[Dataset records]

___

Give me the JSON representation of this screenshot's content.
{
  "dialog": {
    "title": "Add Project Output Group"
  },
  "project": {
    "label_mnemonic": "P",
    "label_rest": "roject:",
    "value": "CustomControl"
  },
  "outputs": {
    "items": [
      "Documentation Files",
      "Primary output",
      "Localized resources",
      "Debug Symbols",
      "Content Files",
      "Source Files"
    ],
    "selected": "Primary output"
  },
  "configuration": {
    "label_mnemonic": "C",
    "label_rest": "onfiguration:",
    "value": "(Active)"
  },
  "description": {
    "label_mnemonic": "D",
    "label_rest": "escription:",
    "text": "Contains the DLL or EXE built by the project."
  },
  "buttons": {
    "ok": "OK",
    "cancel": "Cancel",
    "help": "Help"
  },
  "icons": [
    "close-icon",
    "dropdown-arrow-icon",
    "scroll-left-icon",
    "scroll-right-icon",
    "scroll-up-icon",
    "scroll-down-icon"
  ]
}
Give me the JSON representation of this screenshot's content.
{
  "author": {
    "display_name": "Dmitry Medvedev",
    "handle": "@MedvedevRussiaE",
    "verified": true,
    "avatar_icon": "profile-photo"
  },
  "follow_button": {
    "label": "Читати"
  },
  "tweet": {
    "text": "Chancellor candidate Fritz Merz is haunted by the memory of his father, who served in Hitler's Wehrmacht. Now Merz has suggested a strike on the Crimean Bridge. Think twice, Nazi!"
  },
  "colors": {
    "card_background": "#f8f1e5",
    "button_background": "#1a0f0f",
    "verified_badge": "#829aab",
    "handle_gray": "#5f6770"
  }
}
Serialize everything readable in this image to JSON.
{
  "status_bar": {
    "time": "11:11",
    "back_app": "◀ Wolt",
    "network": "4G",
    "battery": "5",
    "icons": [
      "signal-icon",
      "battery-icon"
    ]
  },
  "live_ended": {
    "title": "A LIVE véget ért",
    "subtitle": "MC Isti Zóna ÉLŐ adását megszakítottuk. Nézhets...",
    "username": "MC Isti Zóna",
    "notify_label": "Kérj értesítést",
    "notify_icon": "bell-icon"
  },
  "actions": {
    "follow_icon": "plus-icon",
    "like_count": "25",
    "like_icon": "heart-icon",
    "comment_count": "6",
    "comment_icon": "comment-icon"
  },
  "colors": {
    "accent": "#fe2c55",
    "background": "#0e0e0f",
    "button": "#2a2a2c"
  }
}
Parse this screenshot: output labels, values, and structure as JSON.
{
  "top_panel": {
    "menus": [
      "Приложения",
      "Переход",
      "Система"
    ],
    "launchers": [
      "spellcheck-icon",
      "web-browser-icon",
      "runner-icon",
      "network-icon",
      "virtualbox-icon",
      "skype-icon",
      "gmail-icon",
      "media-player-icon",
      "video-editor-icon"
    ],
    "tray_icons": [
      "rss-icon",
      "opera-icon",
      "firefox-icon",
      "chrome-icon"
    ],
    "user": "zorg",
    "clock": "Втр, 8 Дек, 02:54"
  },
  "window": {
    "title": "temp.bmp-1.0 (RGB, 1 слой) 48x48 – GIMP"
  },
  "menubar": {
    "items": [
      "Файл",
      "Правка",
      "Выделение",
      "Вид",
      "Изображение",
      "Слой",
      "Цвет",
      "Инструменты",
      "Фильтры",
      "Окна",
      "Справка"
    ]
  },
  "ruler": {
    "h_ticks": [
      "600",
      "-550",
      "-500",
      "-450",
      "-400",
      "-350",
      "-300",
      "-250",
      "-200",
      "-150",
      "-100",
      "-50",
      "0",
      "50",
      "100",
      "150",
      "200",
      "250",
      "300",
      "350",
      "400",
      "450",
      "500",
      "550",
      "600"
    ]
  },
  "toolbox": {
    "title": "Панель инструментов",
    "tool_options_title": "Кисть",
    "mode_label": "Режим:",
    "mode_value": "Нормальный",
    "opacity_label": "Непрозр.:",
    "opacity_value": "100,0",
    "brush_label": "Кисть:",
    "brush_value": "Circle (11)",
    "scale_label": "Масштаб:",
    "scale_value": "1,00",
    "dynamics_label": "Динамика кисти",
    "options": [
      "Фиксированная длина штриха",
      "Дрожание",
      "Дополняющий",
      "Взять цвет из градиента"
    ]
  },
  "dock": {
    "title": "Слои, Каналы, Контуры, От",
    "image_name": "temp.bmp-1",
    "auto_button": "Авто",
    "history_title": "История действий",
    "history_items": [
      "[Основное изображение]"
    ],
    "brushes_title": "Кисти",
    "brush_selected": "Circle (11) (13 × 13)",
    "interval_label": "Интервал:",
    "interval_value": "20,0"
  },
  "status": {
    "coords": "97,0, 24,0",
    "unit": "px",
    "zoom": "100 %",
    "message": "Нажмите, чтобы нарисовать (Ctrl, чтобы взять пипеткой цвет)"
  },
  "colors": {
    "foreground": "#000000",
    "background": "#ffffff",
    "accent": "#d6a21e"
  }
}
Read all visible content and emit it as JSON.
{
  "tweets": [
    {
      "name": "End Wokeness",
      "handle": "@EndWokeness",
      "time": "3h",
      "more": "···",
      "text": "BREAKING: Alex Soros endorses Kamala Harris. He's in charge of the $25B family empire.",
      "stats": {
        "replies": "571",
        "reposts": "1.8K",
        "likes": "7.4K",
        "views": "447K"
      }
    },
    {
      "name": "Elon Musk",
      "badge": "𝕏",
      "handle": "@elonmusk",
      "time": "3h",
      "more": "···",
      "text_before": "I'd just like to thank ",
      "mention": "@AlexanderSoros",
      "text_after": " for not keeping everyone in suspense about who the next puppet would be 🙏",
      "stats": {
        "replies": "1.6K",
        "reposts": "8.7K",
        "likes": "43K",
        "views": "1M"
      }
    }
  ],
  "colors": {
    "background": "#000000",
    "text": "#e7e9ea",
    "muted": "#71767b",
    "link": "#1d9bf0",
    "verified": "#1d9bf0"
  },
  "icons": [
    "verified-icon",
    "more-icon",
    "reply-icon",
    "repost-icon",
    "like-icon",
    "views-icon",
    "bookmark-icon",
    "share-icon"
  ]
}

___

Given problem
Copy every line of the listing that includes the string "JSON".

Written response
Give me the JSON representation of this screenshot's content.
Give me the JSON representation of this screenshot's content.
Serialize everything readable in this image to JSON.
Parse this screenshot: output labels, values, and structure as JSON.
Read all visible content and emit it as JSON.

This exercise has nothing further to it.